[TASK]:
Your task is to transcribe all the entries exactly, excluding pictures.

##########

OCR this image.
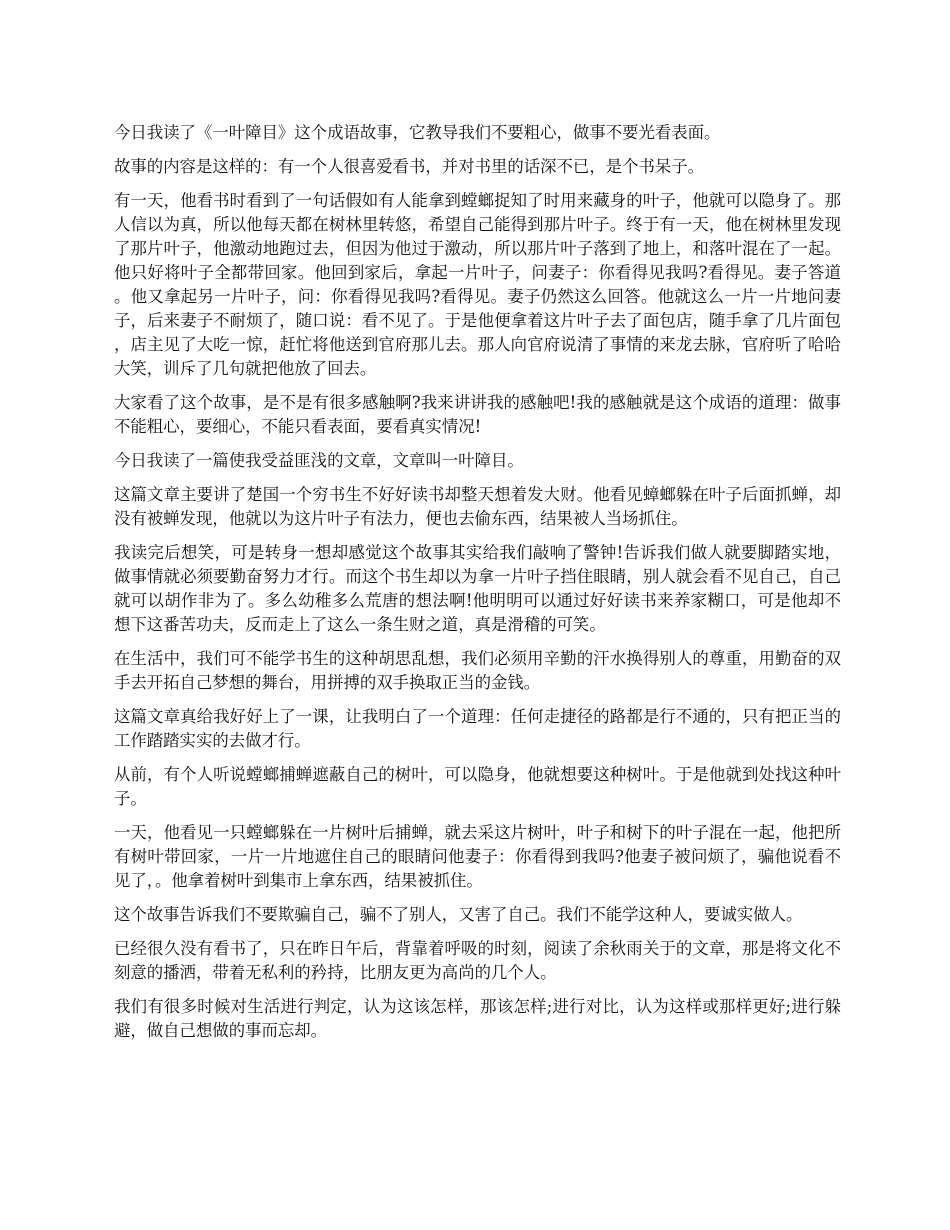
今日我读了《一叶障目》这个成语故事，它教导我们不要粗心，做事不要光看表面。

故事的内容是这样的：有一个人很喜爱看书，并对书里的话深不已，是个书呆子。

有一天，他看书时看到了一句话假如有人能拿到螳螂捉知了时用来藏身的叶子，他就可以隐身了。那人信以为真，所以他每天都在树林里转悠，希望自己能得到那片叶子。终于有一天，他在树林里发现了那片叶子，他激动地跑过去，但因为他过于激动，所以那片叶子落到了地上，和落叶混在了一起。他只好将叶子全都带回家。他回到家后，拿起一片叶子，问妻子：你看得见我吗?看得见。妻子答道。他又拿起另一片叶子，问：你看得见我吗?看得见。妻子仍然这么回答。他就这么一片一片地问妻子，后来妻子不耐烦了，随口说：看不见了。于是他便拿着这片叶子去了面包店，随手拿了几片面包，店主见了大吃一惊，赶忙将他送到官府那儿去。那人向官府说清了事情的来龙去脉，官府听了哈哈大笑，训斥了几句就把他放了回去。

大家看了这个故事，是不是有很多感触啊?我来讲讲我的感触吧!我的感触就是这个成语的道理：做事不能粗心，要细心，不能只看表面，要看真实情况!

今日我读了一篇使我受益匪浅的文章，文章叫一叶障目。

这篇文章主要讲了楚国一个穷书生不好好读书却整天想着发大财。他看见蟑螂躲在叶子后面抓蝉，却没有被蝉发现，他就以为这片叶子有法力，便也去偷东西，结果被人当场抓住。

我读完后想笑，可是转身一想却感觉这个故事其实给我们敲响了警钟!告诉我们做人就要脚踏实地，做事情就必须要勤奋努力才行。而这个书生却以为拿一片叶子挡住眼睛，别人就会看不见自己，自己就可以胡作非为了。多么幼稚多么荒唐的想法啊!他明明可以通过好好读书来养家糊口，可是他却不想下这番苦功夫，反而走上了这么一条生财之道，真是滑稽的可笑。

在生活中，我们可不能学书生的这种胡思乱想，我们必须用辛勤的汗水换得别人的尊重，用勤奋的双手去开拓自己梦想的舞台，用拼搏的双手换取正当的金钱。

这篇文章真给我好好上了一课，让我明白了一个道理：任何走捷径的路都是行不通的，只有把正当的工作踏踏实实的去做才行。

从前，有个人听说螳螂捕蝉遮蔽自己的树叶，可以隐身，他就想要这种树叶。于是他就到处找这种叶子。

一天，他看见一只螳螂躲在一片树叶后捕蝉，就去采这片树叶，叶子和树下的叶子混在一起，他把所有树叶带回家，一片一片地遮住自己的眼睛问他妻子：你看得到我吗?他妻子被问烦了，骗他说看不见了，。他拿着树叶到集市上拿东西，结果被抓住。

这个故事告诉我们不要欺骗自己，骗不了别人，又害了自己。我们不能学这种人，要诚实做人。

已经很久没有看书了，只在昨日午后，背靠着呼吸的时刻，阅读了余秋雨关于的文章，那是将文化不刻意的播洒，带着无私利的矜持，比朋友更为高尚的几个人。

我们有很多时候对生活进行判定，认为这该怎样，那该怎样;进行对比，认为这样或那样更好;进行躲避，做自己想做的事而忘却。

##########

[WRITTEN ANSWER]:
OCR this image.
今日我读了《一叶障目》这个成语故事，它教导我们不要粗心，做事不要光看表面。

故事的内容是这样的：有一个人很喜爱看书，并对书里的话深不已，是个书呆子。

有一天，他看书时看到了一句话假如有人能拿到螳螂捉知了时用来藏身的叶子，他就可以隐身了。那人信以为真，所以他每天都在树林里转悠，希望自己能得到那片叶子。终于有一天，他在树林里发现了那片叶子，他激动地跑过去，但因为他过于激动，所以那片叶子落到了地上，和落叶混在了一起。他只好将叶子全都带回家。他回到家后，拿起一片叶子，问妻子：你看得见我吗?看得见。妻子答道。他又拿起另一片叶子，问：你看得见我吗?看得见。妻子仍然这么回答。他就这么一片一片地问妻子，后来妻子不耐烦了，随口说：看不见了。于是他便拿着这片叶子去了面包店，随手拿了几片面包，店主见了大吃一惊，赶忙将他送到官府那儿去。那人向官府说清了事情的来龙去脉，官府听了哈哈大笑，训斥了几句就把他放了回去。

大家看了这个故事，是不是有很多感触啊?我来讲讲我的感触吧!我的感触就是这个成语的道理：做事不能粗心，要细心，不能只看表面，要看真实情况!

今日我读了一篇使我受益匪浅的文章，文章叫一叶障目。

这篇文章主要讲了楚国一个穷书生不好好读书却整天想着发大财。他看见蟑螂躲在叶子后面抓蝉，却没有被蝉发现，他就以为这片叶子有法力，便也去偷东西，结果被人当场抓住。

我读完后想笑，可是转身一想却感觉这个故事其实给我们敲响了警钟!告诉我们做人就要脚踏实地，做事情就必须要勤奋努力才行。而这个书生却以为拿一片叶子挡住眼睛，别人就会看不见自己，自己就可以胡作非为了。多么幼稚多么荒唐的想法啊!他明明可以通过好好读书来养家糊口，可是他却不想下这番苦功夫，反而走上了这么一条生财之道，真是滑稽的可笑。

在生活中，我们可不能学书生的这种胡思乱想，我们必须用辛勤的汗水换得别人的尊重，用勤奋的双手去开拓自己梦想的舞台，用拼搏的双手换取正当的金钱。

这篇文章真给我好好上了一课，让我明白了一个道理：任何走捷径的路都是行不通的，只有把正当的工作踏踏实实的去做才行。

从前，有个人听说螳螂捕蝉遮蔽自己的树叶，可以隐身，他就想要这种树叶。于是他就到处找这种叶子。

一天，他看见一只螳螂躲在一片树叶后捕蝉，就去采这片树叶，叶子和树下的叶子混在一起，他把所有树叶带回家，一片一片地遮住自己的眼睛问他妻子：你看得到我吗?他妻子被问烦了，骗他说看不见了，。他拿着树叶到集市上拿东西，结果被抓住。

这个故事告诉我们不要欺骗自己，骗不了别人，又害了自己。我们不能学这种人，要诚实做人。

已经很久没有看书了，只在昨日午后，背靠着呼吸的时刻，阅读了余秋雨关于的文章，那是将文化不刻意的播洒，带着无私利的矜持，比朋友更为高尚的几个人。

我们有很多时候对生活进行判定，认为这该怎样，那该怎样;进行对比，认为这样或那样更好;进行躲避，做自己想做的事而忘却。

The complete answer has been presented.